TASK MATERIAL ::
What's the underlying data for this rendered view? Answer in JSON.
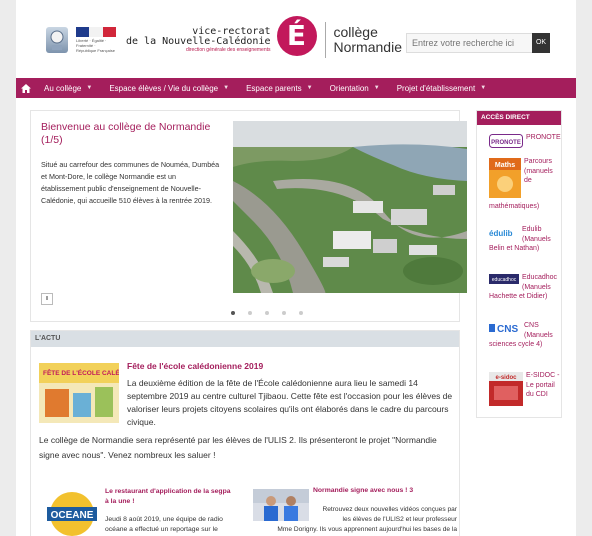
{
  "header": {
    "vice_rectorat_line1": "vice-rectorat",
    "vice_rectorat_line2": "de la Nouvelle-Calédonie",
    "vice_rectorat_line3": "direction générale des enseignements",
    "logo_letter": "É",
    "college_line1": "collège",
    "college_line2": "Normandie",
    "search_placeholder": "Entrez votre recherche ici",
    "search_button": "OK",
    "flag_caption": "Liberté · Égalité · Fraternité · République Française"
  },
  "nav": {
    "items": [
      {
        "label": "Au collège"
      },
      {
        "label": "Espace élèves / Vie du collège"
      },
      {
        "label": "Espace parents"
      },
      {
        "label": "Orientation"
      },
      {
        "label": "Projet d'établissement"
      }
    ]
  },
  "slider": {
    "title": "Bienvenue au collège de Normandie (1/5)",
    "text": "Situé au carrefour des communes de Nouméa, Dumbéa et Mont-Dore, le collège Normandie est un établissement public d'enseignement de Nouvelle-Calédonie, qui accueille 510 élèves à la rentrée 2019.",
    "pause_label": "II",
    "active_dot": 1,
    "dot_count": 5
  },
  "actu": {
    "heading": "L'ACTU",
    "article1": {
      "thumb_text": "FÊTE DE L'ÉCOLE CALÉDONIENNE",
      "title": "Fête de l'école calédonienne 2019",
      "text": "La deuxième édition de la fête de l'École calédonienne aura lieu le samedi 14 septembre 2019 au centre culturel Tjibaou. Cette fête est l'occasion pour les élèves de valoriser leurs projets citoyens scolaires qu'ils ont élaborés dans le cadre du parcours civique.",
      "text2": "Le collège de Normandie sera représenté par les élèves de l'ULIS 2. Ils présenteront le projet \"Normandie signe avec nous\". Venez nombreux les saluer !"
    },
    "article2": {
      "thumb_text": "OCEANE",
      "title": "Le restaurant d'application de la segpa à la une !",
      "text": "Jeudi 8 août 2019, une équipe de radio océane a effectué un reportage sur le"
    },
    "article3": {
      "title": "Normandie signe avec nous ! 3",
      "text": "Retrouvez deux nouvelles vidéos conçues par les élèves de l'ULIS2 et leur professeur",
      "text2": "Mme Dorigny. Ils vous apprennent aujourd'hui les bases de la"
    }
  },
  "sidebar": {
    "heading": "ACCÈS DIRECT",
    "items": [
      {
        "label": "PRONOTE",
        "logo_text": "PRONOTE"
      },
      {
        "label": "Parcours (manuels de mathématiques)",
        "logo_text": "Maths"
      },
      {
        "label": "Edulib (Manuels Belin et Nathan)",
        "logo_text": "édulib"
      },
      {
        "label": "Educadhoc (Manuels Hachette et Didier)",
        "logo_text": "educadhoc"
      },
      {
        "label": "CNS (Manuels sciences cycle 4)",
        "logo_text": "CNS"
      },
      {
        "label": "E-SIDOC - Le portail du CDI",
        "logo_text": "e-sidoc"
      }
    ]
  },
  "colors": {
    "brand": "#a41e5c",
    "nav_background": "#a41e5c",
    "actu_bar": "#d9dfe4"
  }
}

WORK TO DO ::
The entries above are to be returned exactly, without their pictures.

EXERCISE SOLUTION ::
What's the underlying data for this rendered view? Answer in JSON.
{
  "header": {
    "vice_rectorat_line1": "vice-rectorat",
    "vice_rectorat_line2": "de la Nouvelle-Calédonie",
    "vice_rectorat_line3": "direction générale des enseignements",
    "logo_letter": "É",
    "college_line1": "collège",
    "college_line2": "Normandie",
    "search_placeholder": "Entrez votre recherche ici",
    "search_button": "OK",
    "flag_caption": "Liberté · Égalité · Fraternité · République Française"
  },
  "nav": {
    "items": [
      {
        "label": "Au collège"
      },
      {
        "label": "Espace élèves / Vie du collège"
      },
      {
        "label": "Espace parents"
      },
      {
        "label": "Orientation"
      },
      {
        "label": "Projet d'établissement"
      }
    ]
  },
  "slider": {
    "title": "Bienvenue au collège de Normandie (1/5)",
    "text": "Situé au carrefour des communes de Nouméa, Dumbéa et Mont-Dore, le collège Normandie est un établissement public d'enseignement de Nouvelle-Calédonie, qui accueille 510 élèves à la rentrée 2019.",
    "pause_label": "II",
    "active_dot": 1,
    "dot_count": 5
  },
  "actu": {
    "heading": "L'ACTU",
    "article1": {
      "thumb_text": "FÊTE DE L'ÉCOLE CALÉDONIENNE",
      "title": "Fête de l'école calédonienne 2019",
      "text": "La deuxième édition de la fête de l'École calédonienne aura lieu le samedi 14 septembre 2019 au centre culturel Tjibaou. Cette fête est l'occasion pour les élèves de valoriser leurs projets citoyens scolaires qu'ils ont élaborés dans le cadre du parcours civique.",
      "text2": "Le collège de Normandie sera représenté par les élèves de l'ULIS 2. Ils présenteront le projet \"Normandie signe avec nous\". Venez nombreux les saluer !"
    },
    "article2": {
      "thumb_text": "OCEANE",
      "title": "Le restaurant d'application de la segpa à la une !",
      "text": "Jeudi 8 août 2019, une équipe de radio océane a effectué un reportage sur le"
    },
    "article3": {
      "title": "Normandie signe avec nous ! 3",
      "text": "Retrouvez deux nouvelles vidéos conçues par les élèves de l'ULIS2 et leur professeur",
      "text2": "Mme Dorigny. Ils vous apprennent aujourd'hui les bases de la"
    }
  },
  "sidebar": {
    "heading": "ACCÈS DIRECT",
    "items": [
      {
        "label": "PRONOTE",
        "logo_text": "PRONOTE"
      },
      {
        "label": "Parcours (manuels de mathématiques)",
        "logo_text": "Maths"
      },
      {
        "label": "Edulib (Manuels Belin et Nathan)",
        "logo_text": "édulib"
      },
      {
        "label": "Educadhoc (Manuels Hachette et Didier)",
        "logo_text": "educadhoc"
      },
      {
        "label": "CNS (Manuels sciences cycle 4)",
        "logo_text": "CNS"
      },
      {
        "label": "E-SIDOC - Le portail du CDI",
        "logo_text": "e-sidoc"
      }
    ]
  },
  "colors": {
    "brand": "#a41e5c",
    "nav_background": "#a41e5c",
    "actu_bar": "#d9dfe4"
  }
}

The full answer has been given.